EXERCISE INSTRUCTIONS - Find every line containing the word "FLUID" in the records below; report only how many there are.

___ DATA RECORDS ___

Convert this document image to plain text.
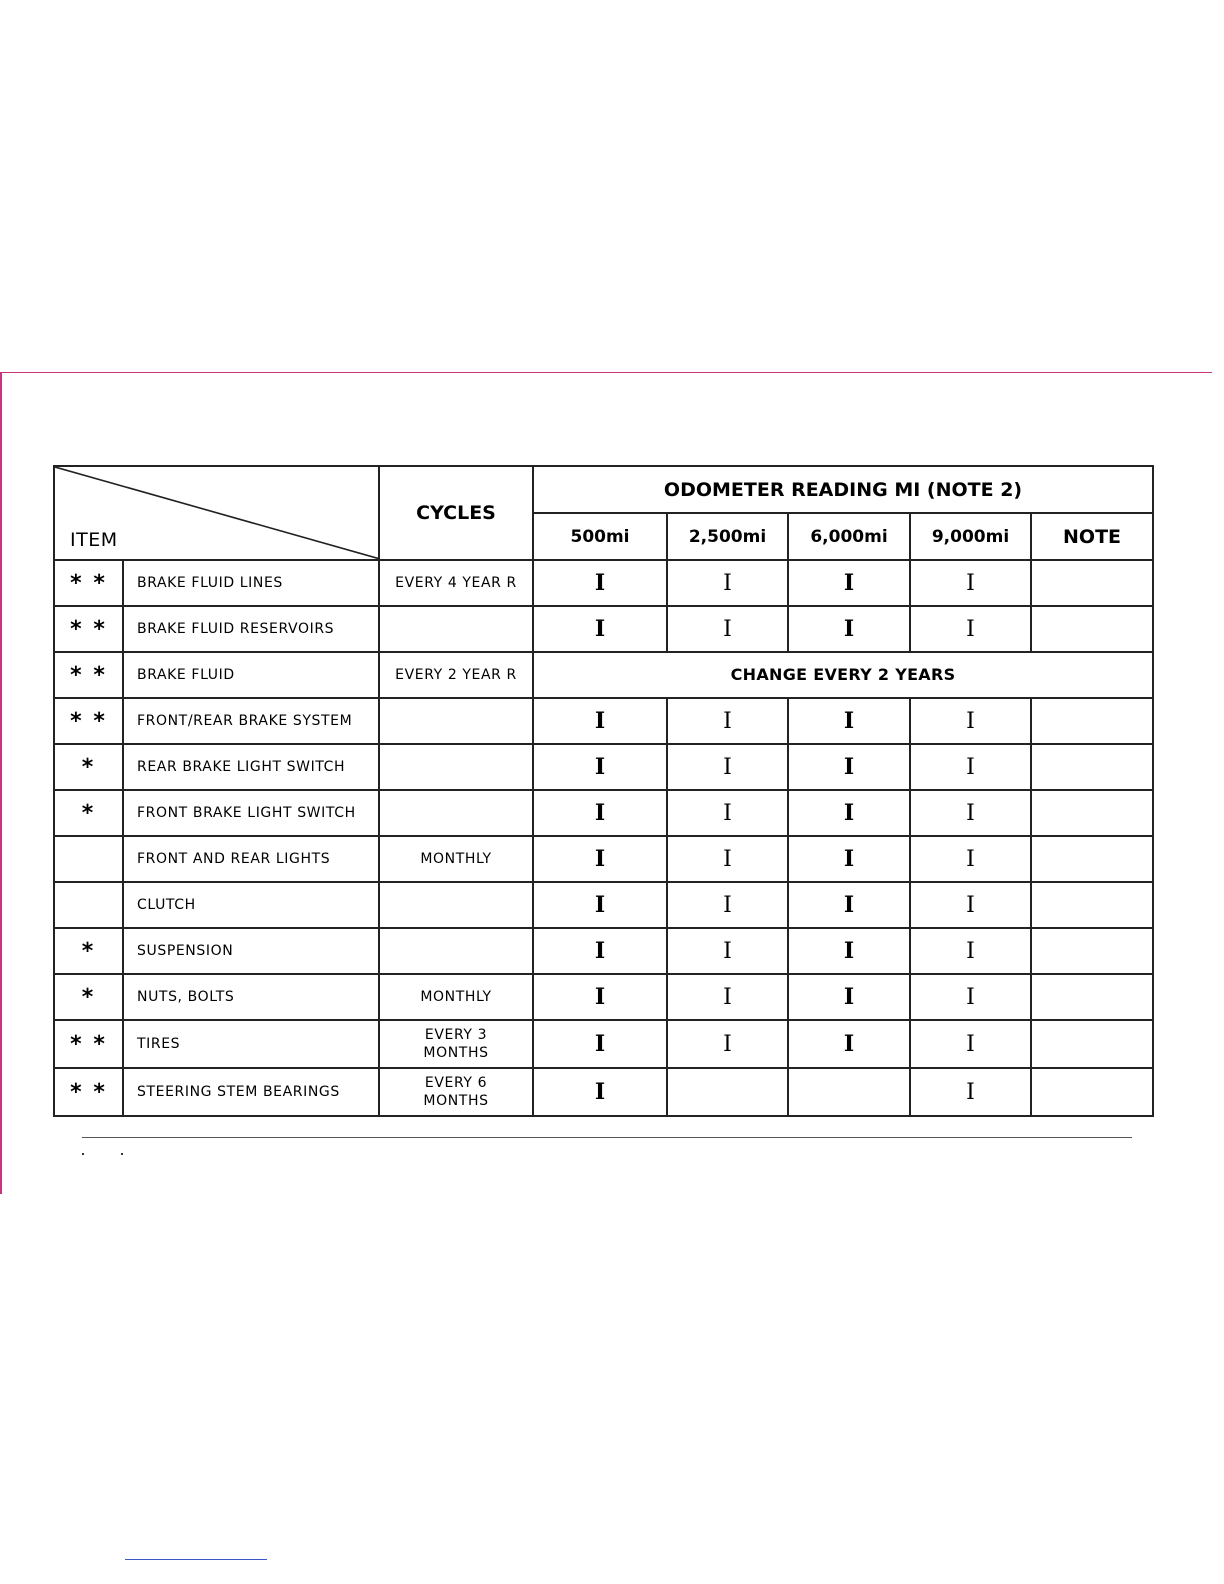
ITEM		CYCLES	ODOMETER READING MI (NOTE 2)				
			500mi	2,500mi	6,000mi	9,000mi	NOTE
* *	BRAKE FLUID LINES	EVERY 4 YEAR R	I	I	I	I	
* *	BRAKE FLUID RESERVOIRS		I	I	I	I	
* *	BRAKE FLUID	EVERY 2 YEAR R	CHANGE EVERY 2 YEARS				
* *	FRONT/REAR BRAKE SYSTEM		I	I	I	I	
*	REAR BRAKE LIGHT SWITCH		I	I	I	I	
*	FRONT BRAKE LIGHT SWITCH		I	I	I	I	
	FRONT AND REAR LIGHTS	MONTHLY	I	I	I	I	
	CLUTCH		I	I	I	I	
*	SUSPENSION		I	I	I	I	
*	NUTS, BOLTS	MONTHLY	I	I	I	I	
* *	TIRES	EVERY 3
MONTHS	I	I	I	I	
* *	STEERING STEM BEARINGS	EVERY 6
MONTHS	I			I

___

ANSWER FOR THIS EXERCISE - 3